PAGINAFRAGMENT -
□ □ □ □ □ □ □

De in de mededeling neergelegde routekaart omvat een zesdelig stappenplan en loopt van de identificatie van alle gebruikersgemeenschappen tot de totstandbrenging van een samenhangend rechtskader. Daarbij worden alle relevante actoren betrokken, onder andere door middel van een Technische Adviesgroep (TAG), die sturing krijgt vanuit de verschillende gebruikersgemeenschappen en vanuit de bestaande Expertgroep van vertegenwoordigers van de lidstaten. De Commissie is voornemens het stappenplan in de tijdsperiode 2010 – 2012 nader uit te werken en in 2013 een effectevaluatie uit te voeren.

3. Kondigt de Commissie acties, maatregelen of concrete wet- en regelgeving aan voor de toekomst? Zo ja, hoe luidt dan het voorlopige Nederlandse oordeel over bevoegdheidsvaststelling, subsidiariteit en proportionaliteit en hoe schat Nederland de financiële gevolgen in?

□ □ □ □ □ □ □

OPGESLAGEN RIJEN -

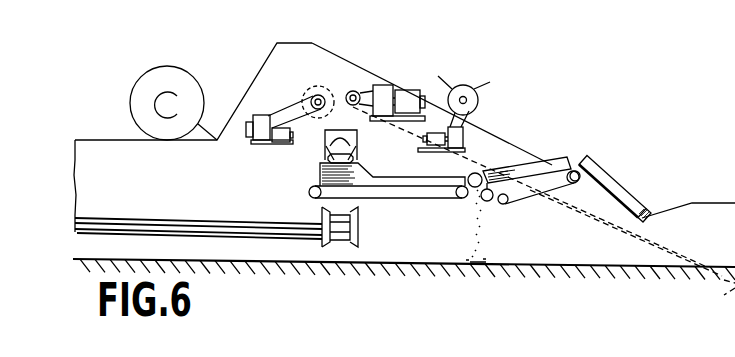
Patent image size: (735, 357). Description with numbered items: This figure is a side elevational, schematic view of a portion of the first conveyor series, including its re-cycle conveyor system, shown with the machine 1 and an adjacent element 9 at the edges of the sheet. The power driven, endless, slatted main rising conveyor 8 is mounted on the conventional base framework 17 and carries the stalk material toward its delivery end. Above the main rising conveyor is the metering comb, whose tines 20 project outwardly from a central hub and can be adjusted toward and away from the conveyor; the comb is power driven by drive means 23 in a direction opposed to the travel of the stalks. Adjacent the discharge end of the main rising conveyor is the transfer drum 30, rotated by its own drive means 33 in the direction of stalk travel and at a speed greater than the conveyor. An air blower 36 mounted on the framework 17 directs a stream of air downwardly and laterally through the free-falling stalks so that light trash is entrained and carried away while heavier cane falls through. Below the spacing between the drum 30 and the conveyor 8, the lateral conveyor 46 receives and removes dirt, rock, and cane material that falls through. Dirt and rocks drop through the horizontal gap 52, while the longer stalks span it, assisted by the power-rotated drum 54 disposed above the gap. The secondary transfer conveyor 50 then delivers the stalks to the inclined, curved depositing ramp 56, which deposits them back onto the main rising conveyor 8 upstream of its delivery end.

The machine body 1 is at (58, 195).
The main rising conveyor 8 is at (652, 246).
The guide 9 is at (413, 353).
The base framework 17 is at (508, 152).
The tines 20 is at (490, 82).
The drive means 23 is at (463, 138).
The transfer drum 30 is at (330, 88).
The drive means 33 is at (283, 142).
The air blower 36 is at (203, 84).
The lateral conveyor 46 is at (328, 139).
The secondary transfer conveyor 50 is at (555, 162).
The horizontal gap 52 is at (460, 206).
The power-rotated drum 54 is at (465, 172).
The depositing ramp 56 is at (646, 203).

□ □ □ □ □ □ □

OPGAVE A -
Wijzig in de tekst over de routekaart van de Commissie het deel dat opent met de woorden met "3. Kondigt de" en sluit met "financiële gevolgen in?": vervang "financiële gevolgen" door "budgettaire gevolgen" en geef dat deel in zijn geheel weer.
OPGAVE B -
Stemmen de volgende beweringen overeen met de tekst over de routekaart van de Commissie? Antwoord per bewering met ja of nee en citeer de doorslaggevende woorden letterlijk.
(i) De routekaart omvat een stappenplan van zes delen.
(ii) De Technische Adviesgroep krijgt uitsluitend sturing vanuit de lidstaten.
(iii) De Commissie wil de effectevaluatie in 2012 uitvoeren.
OPGAVE C -
Zet de tekst over de routekaart van de Commissie voort vanaf het punt waar die stopt.

UITGEWERKT ANTWOORD A -
3. Kondigt de Commissie acties, maatregelen of concrete wet- en regelgeving aan voor de toekomst? Zo ja, hoe luidt dan het voorlopige Nederlandse oordeel over bevoegdheidsvaststelling, subsidiariteit en proportionaliteit en hoe schat Nederland de budgettaire gevolgen in?

UITGEWERKT ANTWOORD B -
(i) Ja: "een zesdelig stappenplan".
(ii) Nee: "die sturing krijgt vanuit de verschillende gebruikersgemeenschappen en vanuit de bestaande Expertgroep van vertegenwoordigers van de lidstaten".
(iii) Nee: "in 2013 een effectevaluatie uit te voeren".

UITGEWERKT ANTWOORD C -
De Commissie kondigt aan dat rekening gehouden moet worden met de mogelijkheid dat nieuwe wetgeving of een aanpassing van bestaande wetgeving noodzakelijk zal zijn om de gewenste gegevensuitwisseling te realiseren, maar is daar verder weinig specifiek in. Zo is de Commissie voornemens om de gegevensrubriceringsgraden die in de wetgeving van de Raad en de Europese Commissie zijn vastgesteld, toe te passen op gegevens die worden uitgewisseld in de GGUS. De Commissie wil eind 2011 een eerste beeld hebben van de wettelijke, administratieve en technische obstakels voor de uitwisseling van gegevens en welke eisen aan gegevensuitwisseling moeten worden vastgesteld op basis van nieuwe rechtskaders.

Omdat de bevoegdheid van de Commissie ten aanzien van elke gebruikersgemeenschap weer anders is en de voorstellen in de mededeling nog niet uitgewerkt zijn, is een concreet, onderbouwd oordeel over bevoegdheid, subsidiariteit en proportionaliteit op basis van de mededeling moeilijk te geven. Veel zal afhangen van de wijze waarop de Commissie de uitkomsten van verkennend onderzoek zal uitwerken. Daarbij zal in het oog gehouden moeten worden dat militaire aangelegenheden, civiel-militaire samenwerking en informatie-uitwisseling op dit vlak tot de competentie van de lidstaten behoren.

De mededeling geeft evenmin zicht op concretisering van de financiële gevolgen van het voorstel. Net als bij de eerdere mededeling inzake maritiem toezicht (COM(2009)538) is het uitgangspunt van de Commissie nog steeds dat bij de ontwikkeling van de GGUS zoveel mogelijk zal worden voortgebouwd op bestaande systemen.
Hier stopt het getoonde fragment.